-- BEGIN SUPPLIED DATA --

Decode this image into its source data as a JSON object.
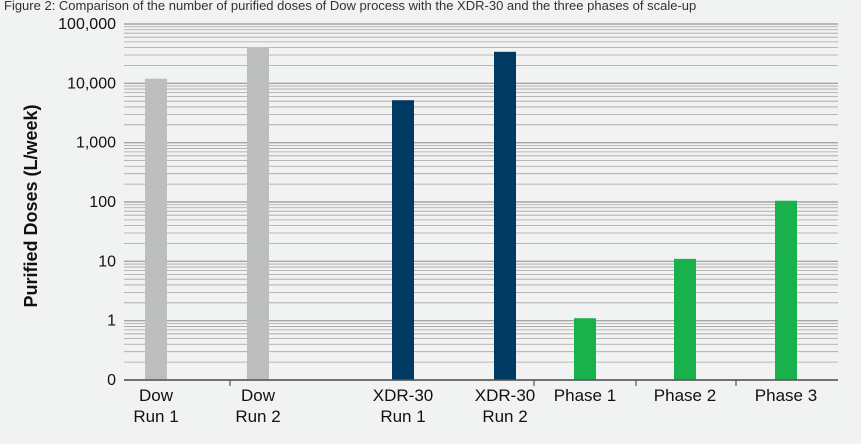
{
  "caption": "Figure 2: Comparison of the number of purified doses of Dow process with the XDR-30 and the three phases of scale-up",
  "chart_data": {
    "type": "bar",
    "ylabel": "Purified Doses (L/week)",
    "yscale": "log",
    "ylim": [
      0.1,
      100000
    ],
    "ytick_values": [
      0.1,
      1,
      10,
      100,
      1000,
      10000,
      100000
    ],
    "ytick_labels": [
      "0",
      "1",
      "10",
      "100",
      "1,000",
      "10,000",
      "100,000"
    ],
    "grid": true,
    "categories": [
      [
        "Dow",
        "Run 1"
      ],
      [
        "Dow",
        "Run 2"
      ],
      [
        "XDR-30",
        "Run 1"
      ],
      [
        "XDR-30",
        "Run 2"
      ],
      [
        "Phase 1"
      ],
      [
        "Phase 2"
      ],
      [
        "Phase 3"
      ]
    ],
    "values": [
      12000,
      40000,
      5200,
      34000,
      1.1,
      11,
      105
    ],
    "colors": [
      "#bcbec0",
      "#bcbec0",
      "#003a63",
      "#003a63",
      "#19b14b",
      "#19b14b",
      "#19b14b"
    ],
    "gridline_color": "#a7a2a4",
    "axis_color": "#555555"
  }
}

-- END SUPPLIED DATA --
-- BEGIN SUPPLIED DATA --

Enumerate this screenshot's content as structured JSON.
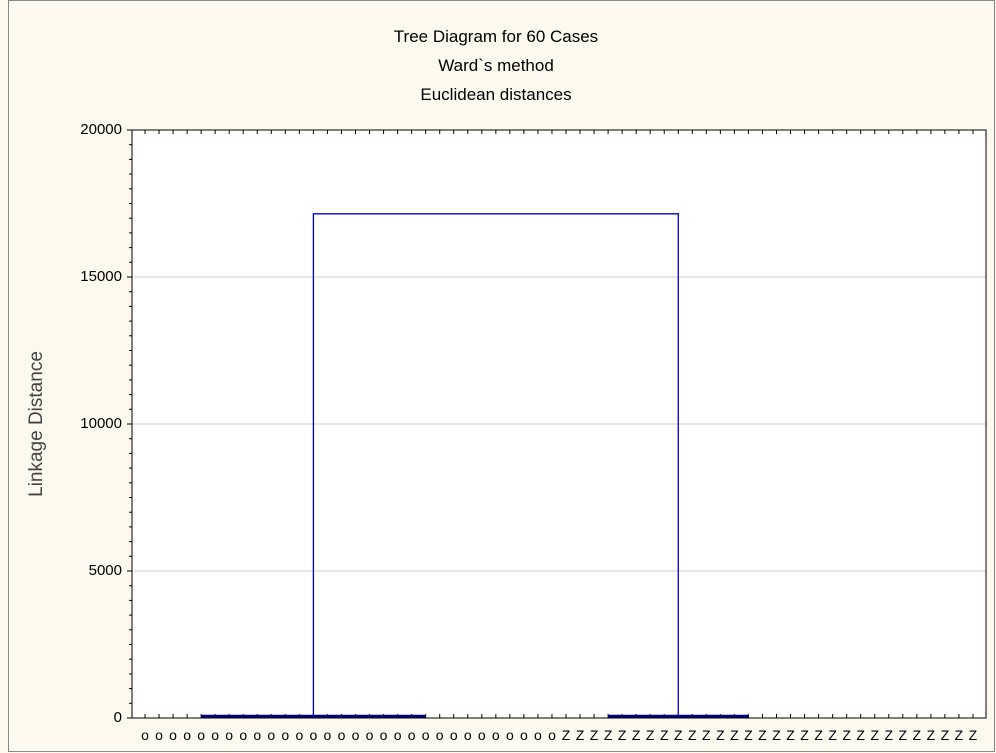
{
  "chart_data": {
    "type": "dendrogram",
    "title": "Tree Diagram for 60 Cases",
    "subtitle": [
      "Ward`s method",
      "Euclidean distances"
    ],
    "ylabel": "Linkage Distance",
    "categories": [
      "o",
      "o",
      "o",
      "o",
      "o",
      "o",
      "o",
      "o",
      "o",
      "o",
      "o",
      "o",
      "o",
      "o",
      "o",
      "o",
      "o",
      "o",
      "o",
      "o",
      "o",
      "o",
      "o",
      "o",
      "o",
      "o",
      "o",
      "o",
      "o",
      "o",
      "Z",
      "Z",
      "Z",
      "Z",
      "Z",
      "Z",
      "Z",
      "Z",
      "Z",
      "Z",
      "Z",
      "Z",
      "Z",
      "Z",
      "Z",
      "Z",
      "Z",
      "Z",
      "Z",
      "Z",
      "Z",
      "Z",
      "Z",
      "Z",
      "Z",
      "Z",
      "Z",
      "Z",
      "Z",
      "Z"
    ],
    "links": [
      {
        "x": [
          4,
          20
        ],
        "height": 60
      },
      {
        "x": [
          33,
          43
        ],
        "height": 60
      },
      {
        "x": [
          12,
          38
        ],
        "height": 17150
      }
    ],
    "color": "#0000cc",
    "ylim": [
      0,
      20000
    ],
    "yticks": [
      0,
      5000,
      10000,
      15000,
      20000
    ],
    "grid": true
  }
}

-- END SUPPLIED DATA --

** EXERCISE BRIEF **
Find the word "ylabel" in the entries, and copy every line it shows up in.

** EXERCISE SOLUTION **
    "ylabel": "Purified Doses (L/week)",
    "ylabel": "Linkage Distance",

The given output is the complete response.